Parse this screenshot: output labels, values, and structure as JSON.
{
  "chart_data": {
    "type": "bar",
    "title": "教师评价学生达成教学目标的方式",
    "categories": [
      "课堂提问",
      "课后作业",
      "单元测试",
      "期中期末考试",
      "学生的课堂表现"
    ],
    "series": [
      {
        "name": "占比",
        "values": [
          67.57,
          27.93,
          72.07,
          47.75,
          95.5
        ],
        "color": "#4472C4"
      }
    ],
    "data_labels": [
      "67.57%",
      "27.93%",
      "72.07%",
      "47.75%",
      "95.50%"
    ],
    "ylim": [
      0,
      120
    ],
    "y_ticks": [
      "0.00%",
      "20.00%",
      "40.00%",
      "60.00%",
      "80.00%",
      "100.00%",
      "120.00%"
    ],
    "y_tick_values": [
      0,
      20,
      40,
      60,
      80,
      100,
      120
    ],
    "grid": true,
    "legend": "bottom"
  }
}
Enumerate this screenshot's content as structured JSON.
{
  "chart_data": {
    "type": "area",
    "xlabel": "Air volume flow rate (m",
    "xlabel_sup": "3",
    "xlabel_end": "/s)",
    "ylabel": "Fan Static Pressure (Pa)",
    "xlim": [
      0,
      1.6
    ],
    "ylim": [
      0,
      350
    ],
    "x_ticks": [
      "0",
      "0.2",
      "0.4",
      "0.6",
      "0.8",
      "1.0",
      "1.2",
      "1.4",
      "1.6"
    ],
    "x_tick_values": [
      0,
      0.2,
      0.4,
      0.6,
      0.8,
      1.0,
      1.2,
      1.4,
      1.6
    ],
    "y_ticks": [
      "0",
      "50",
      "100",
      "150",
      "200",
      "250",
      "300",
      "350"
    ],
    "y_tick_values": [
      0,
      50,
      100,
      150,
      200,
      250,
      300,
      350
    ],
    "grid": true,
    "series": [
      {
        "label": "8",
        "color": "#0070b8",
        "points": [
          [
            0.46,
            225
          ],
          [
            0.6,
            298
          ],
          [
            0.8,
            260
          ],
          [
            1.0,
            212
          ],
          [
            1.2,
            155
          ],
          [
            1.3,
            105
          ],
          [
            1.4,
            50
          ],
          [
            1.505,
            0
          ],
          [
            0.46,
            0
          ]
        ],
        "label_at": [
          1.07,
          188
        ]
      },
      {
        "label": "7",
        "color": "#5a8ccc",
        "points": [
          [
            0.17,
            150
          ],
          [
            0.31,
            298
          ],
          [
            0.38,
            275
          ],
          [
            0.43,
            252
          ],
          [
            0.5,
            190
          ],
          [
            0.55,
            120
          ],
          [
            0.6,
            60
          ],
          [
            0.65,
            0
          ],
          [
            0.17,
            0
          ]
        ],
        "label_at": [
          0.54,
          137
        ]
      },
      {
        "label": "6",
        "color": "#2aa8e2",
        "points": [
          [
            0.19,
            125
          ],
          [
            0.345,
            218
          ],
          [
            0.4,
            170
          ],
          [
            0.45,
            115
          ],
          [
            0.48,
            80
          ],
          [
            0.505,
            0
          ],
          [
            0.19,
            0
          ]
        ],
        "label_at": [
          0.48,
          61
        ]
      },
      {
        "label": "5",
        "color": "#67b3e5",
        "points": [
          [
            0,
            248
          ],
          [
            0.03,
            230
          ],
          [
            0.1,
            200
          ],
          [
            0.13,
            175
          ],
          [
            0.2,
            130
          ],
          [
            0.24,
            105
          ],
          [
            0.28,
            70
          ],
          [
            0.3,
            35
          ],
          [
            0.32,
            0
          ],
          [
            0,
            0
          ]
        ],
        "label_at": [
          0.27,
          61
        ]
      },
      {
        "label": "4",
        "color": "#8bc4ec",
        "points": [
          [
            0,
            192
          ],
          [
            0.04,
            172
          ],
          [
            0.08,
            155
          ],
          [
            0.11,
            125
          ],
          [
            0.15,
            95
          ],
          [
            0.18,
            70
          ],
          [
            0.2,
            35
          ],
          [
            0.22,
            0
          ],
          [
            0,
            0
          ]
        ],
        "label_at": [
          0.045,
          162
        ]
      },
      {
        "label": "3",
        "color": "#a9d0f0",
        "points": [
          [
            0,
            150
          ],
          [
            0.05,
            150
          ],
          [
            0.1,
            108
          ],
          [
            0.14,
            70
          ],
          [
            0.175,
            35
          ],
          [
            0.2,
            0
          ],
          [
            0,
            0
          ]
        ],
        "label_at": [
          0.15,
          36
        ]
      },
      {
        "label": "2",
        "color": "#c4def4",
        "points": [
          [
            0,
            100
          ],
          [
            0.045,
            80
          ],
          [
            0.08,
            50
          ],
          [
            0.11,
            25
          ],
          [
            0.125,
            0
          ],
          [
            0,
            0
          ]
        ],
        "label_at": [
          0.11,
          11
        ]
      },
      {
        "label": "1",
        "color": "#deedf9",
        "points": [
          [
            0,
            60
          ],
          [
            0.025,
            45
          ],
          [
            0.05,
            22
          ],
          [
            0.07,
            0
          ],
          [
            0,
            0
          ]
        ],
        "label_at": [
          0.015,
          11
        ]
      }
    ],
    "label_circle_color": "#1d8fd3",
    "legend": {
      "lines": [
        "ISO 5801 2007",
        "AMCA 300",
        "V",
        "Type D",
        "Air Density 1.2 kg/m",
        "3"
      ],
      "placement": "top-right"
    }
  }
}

§

Write out every record verbatim.

Parse this screenshot: output labels, values, and structure as JSON.
{
  "chart_data": {
    "type": "bar",
    "title": "教师评价学生达成教学目标的方式",
    "categories": [
      "课堂提问",
      "课后作业",
      "单元测试",
      "期中期末考试",
      "学生的课堂表现"
    ],
    "series": [
      {
        "name": "占比",
        "values": [
          67.57,
          27.93,
          72.07,
          47.75,
          95.5
        ],
        "color": "#4472C4"
      }
    ],
    "data_labels": [
      "67.57%",
      "27.93%",
      "72.07%",
      "47.75%",
      "95.50%"
    ],
    "ylim": [
      0,
      120
    ],
    "y_ticks": [
      "0.00%",
      "20.00%",
      "40.00%",
      "60.00%",
      "80.00%",
      "100.00%",
      "120.00%"
    ],
    "y_tick_values": [
      0,
      20,
      40,
      60,
      80,
      100,
      120
    ],
    "grid": true,
    "legend": "bottom"
  }
}
Enumerate this screenshot's content as structured JSON.
{
  "chart_data": {
    "type": "area",
    "xlabel": "Air volume flow rate (m",
    "xlabel_sup": "3",
    "xlabel_end": "/s)",
    "ylabel": "Fan Static Pressure (Pa)",
    "xlim": [
      0,
      1.6
    ],
    "ylim": [
      0,
      350
    ],
    "x_ticks": [
      "0",
      "0.2",
      "0.4",
      "0.6",
      "0.8",
      "1.0",
      "1.2",
      "1.4",
      "1.6"
    ],
    "x_tick_values": [
      0,
      0.2,
      0.4,
      0.6,
      0.8,
      1.0,
      1.2,
      1.4,
      1.6
    ],
    "y_ticks": [
      "0",
      "50",
      "100",
      "150",
      "200",
      "250",
      "300",
      "350"
    ],
    "y_tick_values": [
      0,
      50,
      100,
      150,
      200,
      250,
      300,
      350
    ],
    "grid": true,
    "series": [
      {
        "label": "8",
        "color": "#0070b8",
        "points": [
          [
            0.46,
            225
          ],
          [
            0.6,
            298
          ],
          [
            0.8,
            260
          ],
          [
            1.0,
            212
          ],
          [
            1.2,
            155
          ],
          [
            1.3,
            105
          ],
          [
            1.4,
            50
          ],
          [
            1.505,
            0
          ],
          [
            0.46,
            0
          ]
        ],
        "label_at": [
          1.07,
          188
        ]
      },
      {
        "label": "7",
        "color": "#5a8ccc",
        "points": [
          [
            0.17,
            150
          ],
          [
            0.31,
            298
          ],
          [
            0.38,
            275
          ],
          [
            0.43,
            252
          ],
          [
            0.5,
            190
          ],
          [
            0.55,
            120
          ],
          [
            0.6,
            60
          ],
          [
            0.65,
            0
          ],
          [
            0.17,
            0
          ]
        ],
        "label_at": [
          0.54,
          137
        ]
      },
      {
        "label": "6",
        "color": "#2aa8e2",
        "points": [
          [
            0.19,
            125
          ],
          [
            0.345,
            218
          ],
          [
            0.4,
            170
          ],
          [
            0.45,
            115
          ],
          [
            0.48,
            80
          ],
          [
            0.505,
            0
          ],
          [
            0.19,
            0
          ]
        ],
        "label_at": [
          0.48,
          61
        ]
      },
      {
        "label": "5",
        "color": "#67b3e5",
        "points": [
          [
            0,
            248
          ],
          [
            0.03,
            230
          ],
          [
            0.1,
            200
          ],
          [
            0.13,
            175
          ],
          [
            0.2,
            130
          ],
          [
            0.24,
            105
          ],
          [
            0.28,
            70
          ],
          [
            0.3,
            35
          ],
          [
            0.32,
            0
          ],
          [
            0,
            0
          ]
        ],
        "label_at": [
          0.27,
          61
        ]
      },
      {
        "label": "4",
        "color": "#8bc4ec",
        "points": [
          [
            0,
            192
          ],
          [
            0.04,
            172
          ],
          [
            0.08,
            155
          ],
          [
            0.11,
            125
          ],
          [
            0.15,
            95
          ],
          [
            0.18,
            70
          ],
          [
            0.2,
            35
          ],
          [
            0.22,
            0
          ],
          [
            0,
            0
          ]
        ],
        "label_at": [
          0.045,
          162
        ]
      },
      {
        "label": "3",
        "color": "#a9d0f0",
        "points": [
          [
            0,
            150
          ],
          [
            0.05,
            150
          ],
          [
            0.1,
            108
          ],
          [
            0.14,
            70
          ],
          [
            0.175,
            35
          ],
          [
            0.2,
            0
          ],
          [
            0,
            0
          ]
        ],
        "label_at": [
          0.15,
          36
        ]
      },
      {
        "label": "2",
        "color": "#c4def4",
        "points": [
          [
            0,
            100
          ],
          [
            0.045,
            80
          ],
          [
            0.08,
            50
          ],
          [
            0.11,
            25
          ],
          [
            0.125,
            0
          ],
          [
            0,
            0
          ]
        ],
        "label_at": [
          0.11,
          11
        ]
      },
      {
        "label": "1",
        "color": "#deedf9",
        "points": [
          [
            0,
            60
          ],
          [
            0.025,
            45
          ],
          [
            0.05,
            22
          ],
          [
            0.07,
            0
          ],
          [
            0,
            0
          ]
        ],
        "label_at": [
          0.015,
          11
        ]
      }
    ],
    "label_circle_color": "#1d8fd3",
    "legend": {
      "lines": [
        "ISO 5801 2007",
        "AMCA 300",
        "V",
        "Type D",
        "Air Density 1.2 kg/m",
        "3"
      ],
      "placement": "top-right"
    }
  }
}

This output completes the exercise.